▶ **What the task requires**: Report all lines from the entries below in which "file" appears.

▶ **Records**:

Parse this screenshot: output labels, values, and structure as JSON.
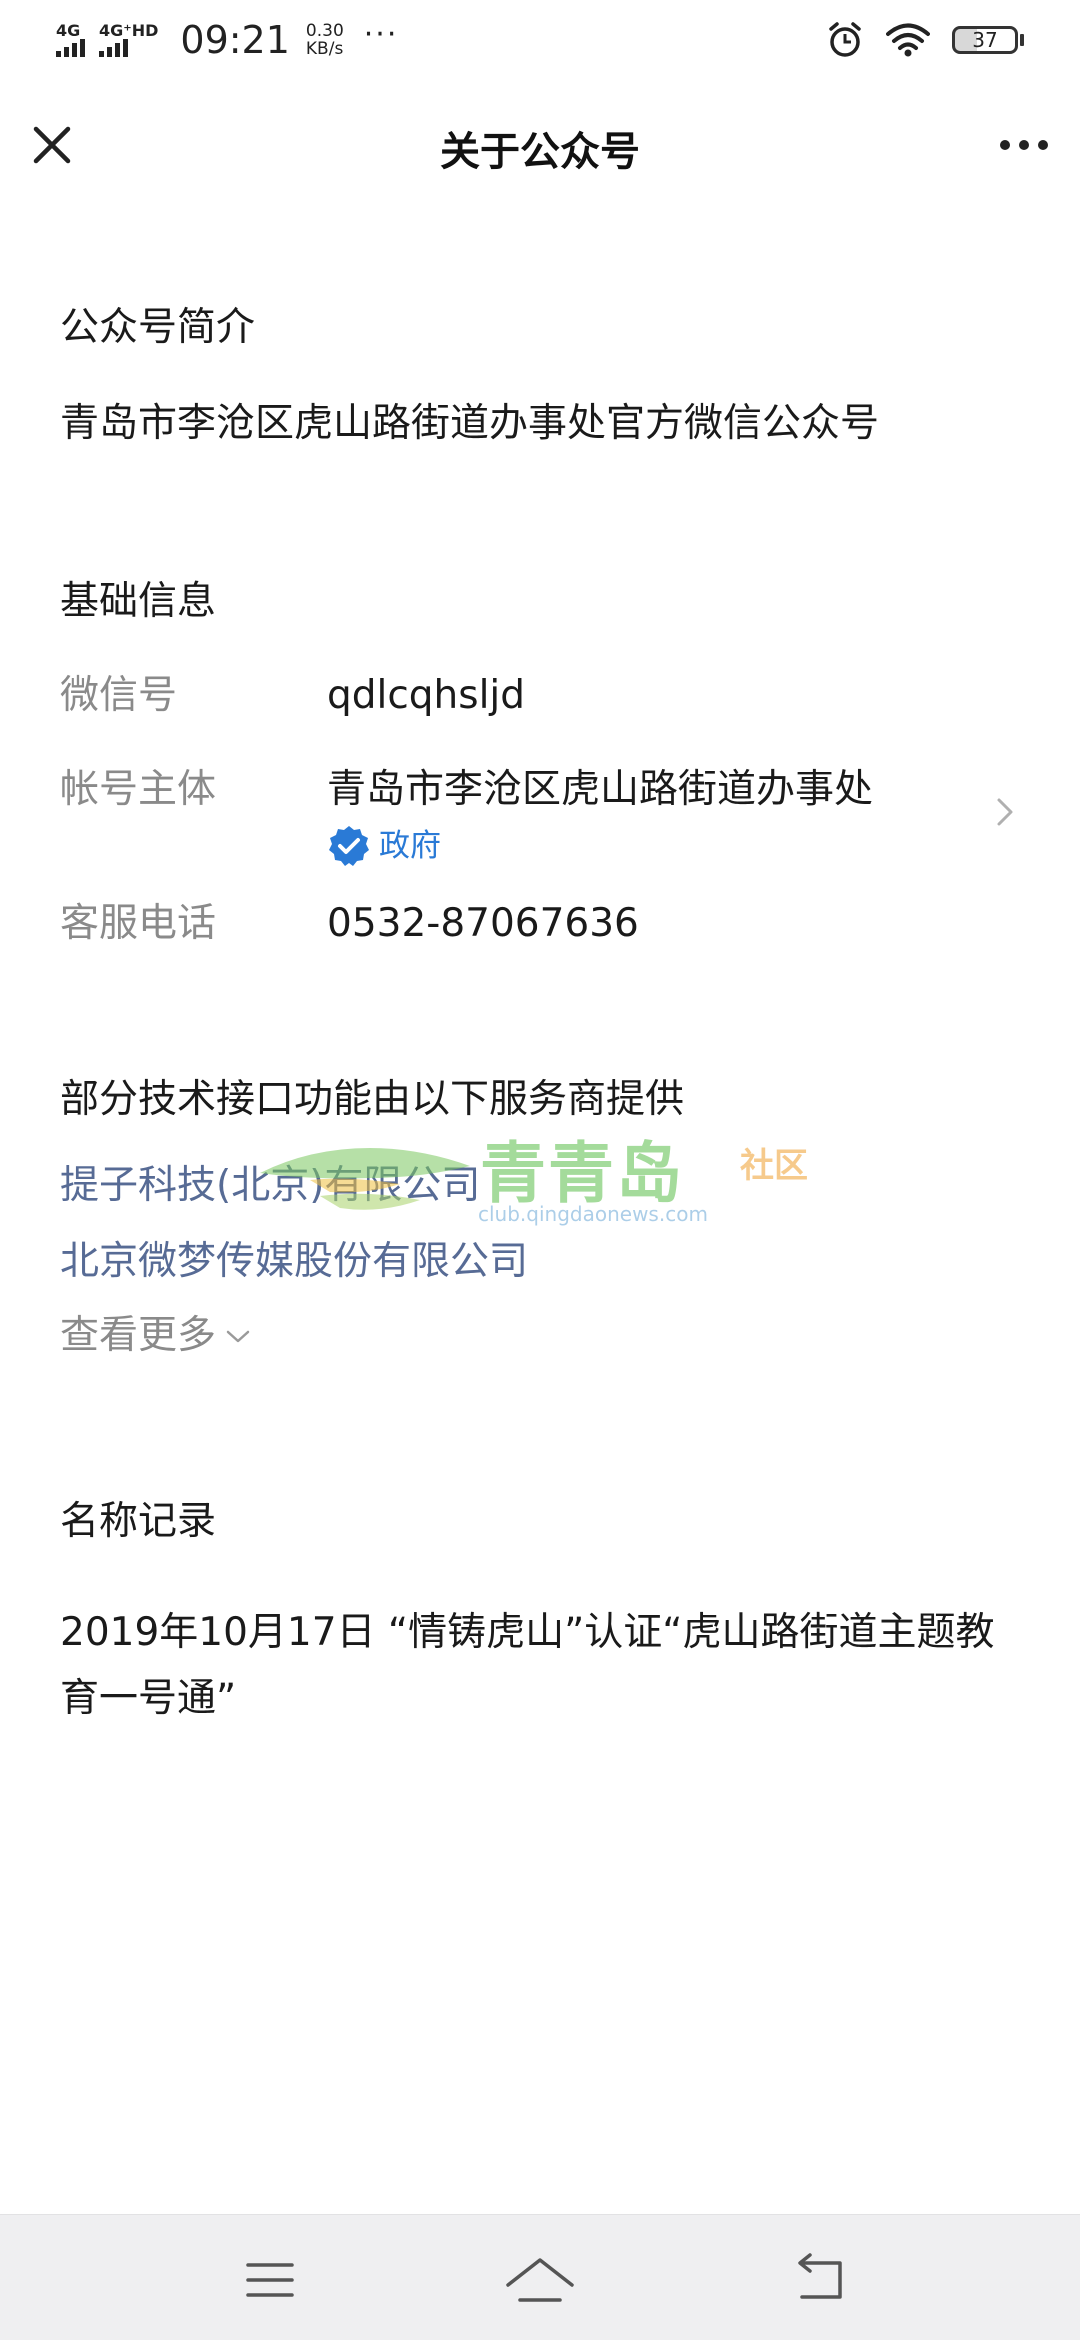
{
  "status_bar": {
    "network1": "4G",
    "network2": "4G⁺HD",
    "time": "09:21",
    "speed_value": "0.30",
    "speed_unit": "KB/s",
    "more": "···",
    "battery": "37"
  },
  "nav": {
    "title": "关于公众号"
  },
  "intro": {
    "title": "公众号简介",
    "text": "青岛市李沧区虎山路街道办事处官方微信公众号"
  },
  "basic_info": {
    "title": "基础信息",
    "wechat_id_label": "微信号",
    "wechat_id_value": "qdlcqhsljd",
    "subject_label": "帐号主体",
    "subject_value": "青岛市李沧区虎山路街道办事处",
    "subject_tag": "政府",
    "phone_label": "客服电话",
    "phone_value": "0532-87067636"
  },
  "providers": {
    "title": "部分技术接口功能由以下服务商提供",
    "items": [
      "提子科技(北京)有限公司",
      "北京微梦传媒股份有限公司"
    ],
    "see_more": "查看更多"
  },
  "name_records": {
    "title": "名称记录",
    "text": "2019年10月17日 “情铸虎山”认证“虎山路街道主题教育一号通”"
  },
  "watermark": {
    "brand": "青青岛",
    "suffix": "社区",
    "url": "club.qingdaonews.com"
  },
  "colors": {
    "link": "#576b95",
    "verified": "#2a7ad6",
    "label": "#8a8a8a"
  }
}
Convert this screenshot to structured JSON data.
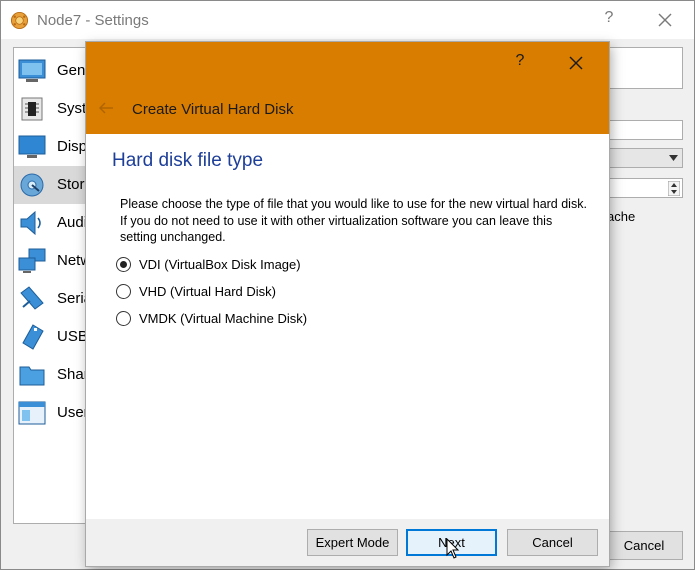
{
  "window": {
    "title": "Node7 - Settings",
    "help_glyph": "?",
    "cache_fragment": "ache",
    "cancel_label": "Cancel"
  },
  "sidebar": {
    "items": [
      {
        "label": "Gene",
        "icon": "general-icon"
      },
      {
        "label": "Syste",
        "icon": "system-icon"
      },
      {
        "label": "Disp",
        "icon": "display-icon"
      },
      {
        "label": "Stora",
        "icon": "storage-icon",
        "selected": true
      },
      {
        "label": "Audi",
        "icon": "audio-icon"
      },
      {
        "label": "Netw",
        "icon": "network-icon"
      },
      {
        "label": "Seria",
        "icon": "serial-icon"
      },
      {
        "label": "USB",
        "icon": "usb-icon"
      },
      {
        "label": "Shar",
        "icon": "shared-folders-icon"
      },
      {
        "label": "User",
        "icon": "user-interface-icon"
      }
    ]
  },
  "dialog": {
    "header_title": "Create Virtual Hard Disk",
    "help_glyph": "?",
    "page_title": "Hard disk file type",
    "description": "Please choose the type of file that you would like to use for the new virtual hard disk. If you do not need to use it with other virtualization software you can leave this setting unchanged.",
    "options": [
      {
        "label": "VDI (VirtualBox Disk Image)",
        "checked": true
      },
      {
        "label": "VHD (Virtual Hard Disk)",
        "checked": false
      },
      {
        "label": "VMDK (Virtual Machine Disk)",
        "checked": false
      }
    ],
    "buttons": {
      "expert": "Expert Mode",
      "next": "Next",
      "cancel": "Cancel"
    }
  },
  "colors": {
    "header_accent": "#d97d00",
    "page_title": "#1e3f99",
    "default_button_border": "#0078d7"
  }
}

▶ **Response to the exercise**:
    "page_title": "Hard disk file type",
    "description": "Please choose the type of file that you would like to use for the new virtual hard disk. If you do not need to use it with other virtualization software you can leave this setting unchanged.",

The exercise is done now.